# EXERCISE BRIEF
Copy the data exactly. Images are to be left out.

(Items listed in a dataset)
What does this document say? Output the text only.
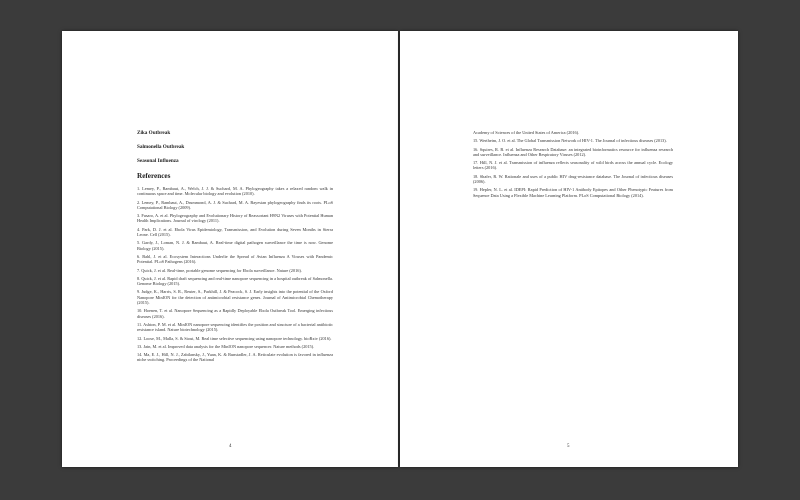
Zika Outbreak
Salmonella Outbreak
Seasonal Influenza
References
1. Lemey, P., Rambaut, A., Welch, J. J. & Suchard, M. A. Phylogeography takes a relaxed random walk in continuous space and time. Molecular biology and evolution (2010).
2. Lemey, P., Rambaut, A., Drummond, A. J. & Suchard, M. A. Bayesian phylogeography finds its roots. PLoS Computational Biology (2009).
3. Fusaro, A. et al. Phylogeography and Evolutionary History of Reassortant H9N2 Viruses with Potential Human Health Implications. Journal of virology (2011).
4. Park, D. J. et al. Ebola Virus Epidemiology, Transmission, and Evolution during Seven Months in Sierra Leone. Cell (2015).
5. Gardy, J., Loman, N. J. & Rambaut, A. Real-time digital pathogen surveillance the time is now. Genome Biology (2015).
6. Bahl, J. et al. Ecosystem Interactions Underlie the Spread of Avian Influenza A Viruses with Pandemic Potential. PLoS Pathogens (2016).
7. Quick, J. et al. Real-time, portable genome sequencing for Ebola surveillance. Nature (2016).
8. Quick, J. et al. Rapid draft sequencing and real-time nanopore sequencing in a hospital outbreak of Salmonella. Genome Biology (2015).
9. Judge, K., Harris, S. R., Reuter, S., Parkhill, J. & Peacock, S. J. Early insights into the potential of the Oxford Nanopore MinION for the detection of antimicrobial resistance genes. Journal of Antimicrobial Chemotherapy (2015).
10. Hoenen, T. et al. Nanopore Sequencing as a Rapidly Deployable Ebola Outbreak Tool. Emerging infectious diseases (2016).
11. Ashton, P. M. et al. MinION nanopore sequencing identifies the position and structure of a bacterial antibiotic resistance island. Nature biotechnology (2015).
12. Loose, M., Malla, S. & Stout, M. Real time selective sequencing using nanopore technology. bioRxiv (2016).
13. Jain, M. et al. Improved data analysis for the MinION nanopore sequencer. Nature methods (2015).
14. Ma, E. J., Hill, N. J., Zabilansky, J., Yuan, K. & Runstadler, J. A. Reticulate evolution is favored in influenza niche switching. Proceedings of the National
4
Academy of Sciences of the United States of America (2016).
15. Wertheim, J. O. et al. The Global Transmission Network of HIV-1. The Journal of infectious diseases (2013).
16. Squires, R. B. et al. Influenza Research Database: an integrated bioinformatics resource for influenza research and surveillance. Influenza and Other Respiratory Viruses (2012).
17. Hill, N. J. et al. Transmission of influenza reflects seasonality of wild birds across the annual cycle. Ecology letters (2016).
18. Shafer, R. W. Rationale and uses of a public HIV drug-resistance database. The Journal of infectious diseases (2006).
19. Hepler, N. L. et al. IDEPI: Rapid Prediction of HIV-1 Antibody Epitopes and Other Phenotypic Features from Sequence Data Using a Flexible Machine Learning Platform. PLoS Computational Biology (2014).
5
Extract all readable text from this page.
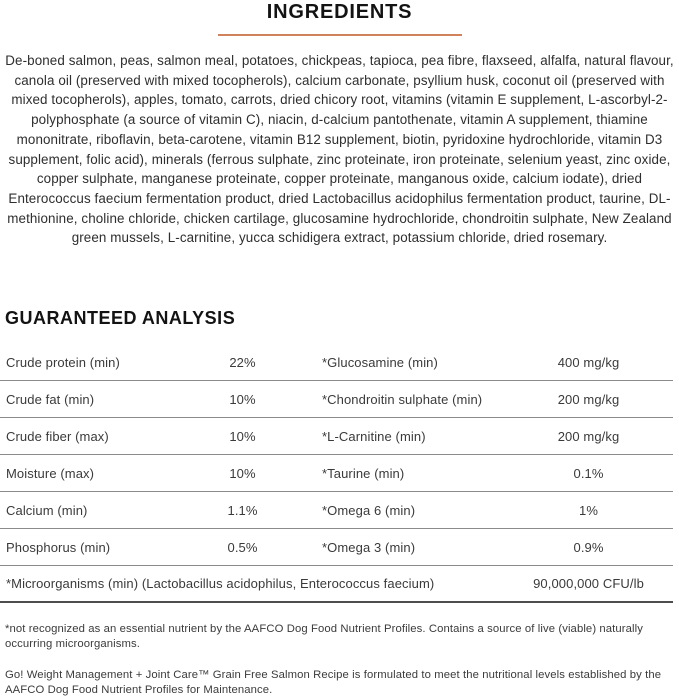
INGREDIENTS

De-boned salmon, peas, salmon meal, potatoes, chickpeas, tapioca, pea fibre, flaxseed, alfalfa, natural flavour, canola oil (preserved with mixed tocopherols), calcium carbonate, psyllium husk, coconut oil (preserved with mixed tocopherols), apples, tomato, carrots, dried chicory root, vitamins (vitamin E supplement, L-ascorbyl-2-polyphosphate (a source of vitamin C), niacin, d-calcium pantothenate, vitamin A supplement, thiamine mononitrate, riboflavin, beta-carotene, vitamin B12 supplement, biotin, pyridoxine hydrochloride, vitamin D3 supplement, folic acid), minerals (ferrous sulphate, zinc proteinate, iron proteinate, selenium yeast, zinc oxide, copper sulphate, manganese proteinate, copper proteinate, manganous oxide, calcium iodate), dried Enterococcus faecium fermentation product, dried Lactobacillus acidophilus fermentation product, taurine, DL-methionine, choline chloride, chicken cartilage, glucosamine hydrochloride, chondroitin sulphate, New Zealand green mussels, L-carnitine, yucca schidigera extract, potassium chloride, dried rosemary.

GUARANTEED ANALYSIS
Crude protein (min)	22%	*Glucosamine (min)	400 mg/kg
Crude fat (min)	10%	*Chondroitin sulphate (min)	200 mg/kg
Crude fiber (max)	10%	*L-Carnitine (min)	200 mg/kg
Moisture (max)	10%	*Taurine (min)	0.1%
Calcium (min)	1.1%	*Omega 6 (min)	1%
Phosphorus (min)	0.5%	*Omega 3 (min)	0.9%
*Microorganisms (min) (Lactobacillus acidophilus, Enterococcus faecium)	90,000,000 CFU/lb

*not recognized as an essential nutrient by the AAFCO Dog Food Nutrient Profiles. Contains a source of live (viable) naturally occurring microorganisms.

Go! Weight Management + Joint Care™ Grain Free Salmon Recipe is formulated to meet the nutritional levels established by the AAFCO Dog Food Nutrient Profiles for Maintenance.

# OUTPUT FOR THIS EXERCISE
What does this document say? Output the text only.
Zika Outbreak
Salmonella Outbreak
Seasonal Influenza
References
1. Lemey, P., Rambaut, A., Welch, J. J. & Suchard, M. A. Phylogeography takes a relaxed random walk in continuous space and time. Molecular biology and evolution (2010).
2. Lemey, P., Rambaut, A., Drummond, A. J. & Suchard, M. A. Bayesian phylogeography finds its roots. PLoS Computational Biology (2009).
3. Fusaro, A. et al. Phylogeography and Evolutionary History of Reassortant H9N2 Viruses with Potential Human Health Implications. Journal of virology (2011).
4. Park, D. J. et al. Ebola Virus Epidemiology, Transmission, and Evolution during Seven Months in Sierra Leone. Cell (2015).
5. Gardy, J., Loman, N. J. & Rambaut, A. Real-time digital pathogen surveillance the time is now. Genome Biology (2015).
6. Bahl, J. et al. Ecosystem Interactions Underlie the Spread of Avian Influenza A Viruses with Pandemic Potential. PLoS Pathogens (2016).
7. Quick, J. et al. Real-time, portable genome sequencing for Ebola surveillance. Nature (2016).
8. Quick, J. et al. Rapid draft sequencing and real-time nanopore sequencing in a hospital outbreak of Salmonella. Genome Biology (2015).
9. Judge, K., Harris, S. R., Reuter, S., Parkhill, J. & Peacock, S. J. Early insights into the potential of the Oxford Nanopore MinION for the detection of antimicrobial resistance genes. Journal of Antimicrobial Chemotherapy (2015).
10. Hoenen, T. et al. Nanopore Sequencing as a Rapidly Deployable Ebola Outbreak Tool. Emerging infectious diseases (2016).
11. Ashton, P. M. et al. MinION nanopore sequencing identifies the position and structure of a bacterial antibiotic resistance island. Nature biotechnology (2015).
12. Loose, M., Malla, S. & Stout, M. Real time selective sequencing using nanopore technology. bioRxiv (2016).
13. Jain, M. et al. Improved data analysis for the MinION nanopore sequencer. Nature methods (2015).
14. Ma, E. J., Hill, N. J., Zabilansky, J., Yuan, K. & Runstadler, J. A. Reticulate evolution is favored in influenza niche switching. Proceedings of the National
4
Academy of Sciences of the United States of America (2016).
15. Wertheim, J. O. et al. The Global Transmission Network of HIV-1. The Journal of infectious diseases (2013).
16. Squires, R. B. et al. Influenza Research Database: an integrated bioinformatics resource for influenza research and surveillance. Influenza and Other Respiratory Viruses (2012).
17. Hill, N. J. et al. Transmission of influenza reflects seasonality of wild birds across the annual cycle. Ecology letters (2016).
18. Shafer, R. W. Rationale and uses of a public HIV drug-resistance database. The Journal of infectious diseases (2006).
19. Hepler, N. L. et al. IDEPI: Rapid Prediction of HIV-1 Antibody Epitopes and Other Phenotypic Features from Sequence Data Using a Flexible Machine Learning Platform. PLoS Computational Biology (2014).
5
Extract all readable text from this page.
INGREDIENTS

De-boned salmon, peas, salmon meal, potatoes, chickpeas, tapioca, pea fibre, flaxseed, alfalfa, natural flavour, canola oil (preserved with mixed tocopherols), calcium carbonate, psyllium husk, coconut oil (preserved with mixed tocopherols), apples, tomato, carrots, dried chicory root, vitamins (vitamin E supplement, L-ascorbyl-2-polyphosphate (a source of vitamin C), niacin, d-calcium pantothenate, vitamin A supplement, thiamine mononitrate, riboflavin, beta-carotene, vitamin B12 supplement, biotin, pyridoxine hydrochloride, vitamin D3 supplement, folic acid), minerals (ferrous sulphate, zinc proteinate, iron proteinate, selenium yeast, zinc oxide, copper sulphate, manganese proteinate, copper proteinate, manganous oxide, calcium iodate), dried Enterococcus faecium fermentation product, dried Lactobacillus acidophilus fermentation product, taurine, DL-methionine, choline chloride, chicken cartilage, glucosamine hydrochloride, chondroitin sulphate, New Zealand green mussels, L-carnitine, yucca schidigera extract, potassium chloride, dried rosemary.

GUARANTEED ANALYSIS
Crude protein (min)	22%	*Glucosamine (min)	400 mg/kg
Crude fat (min)	10%	*Chondroitin sulphate (min)	200 mg/kg
Crude fiber (max)	10%	*L-Carnitine (min)	200 mg/kg
Moisture (max)	10%	*Taurine (min)	0.1%
Calcium (min)	1.1%	*Omega 6 (min)	1%
Phosphorus (min)	0.5%	*Omega 3 (min)	0.9%
*Microorganisms (min) (Lactobacillus acidophilus, Enterococcus faecium)	90,000,000 CFU/lb

*not recognized as an essential nutrient by the AAFCO Dog Food Nutrient Profiles. Contains a source of live (viable) naturally occurring microorganisms.

Go! Weight Management + Joint Care™ Grain Free Salmon Recipe is formulated to meet the nutritional levels established by the AAFCO Dog Food Nutrient Profiles for Maintenance.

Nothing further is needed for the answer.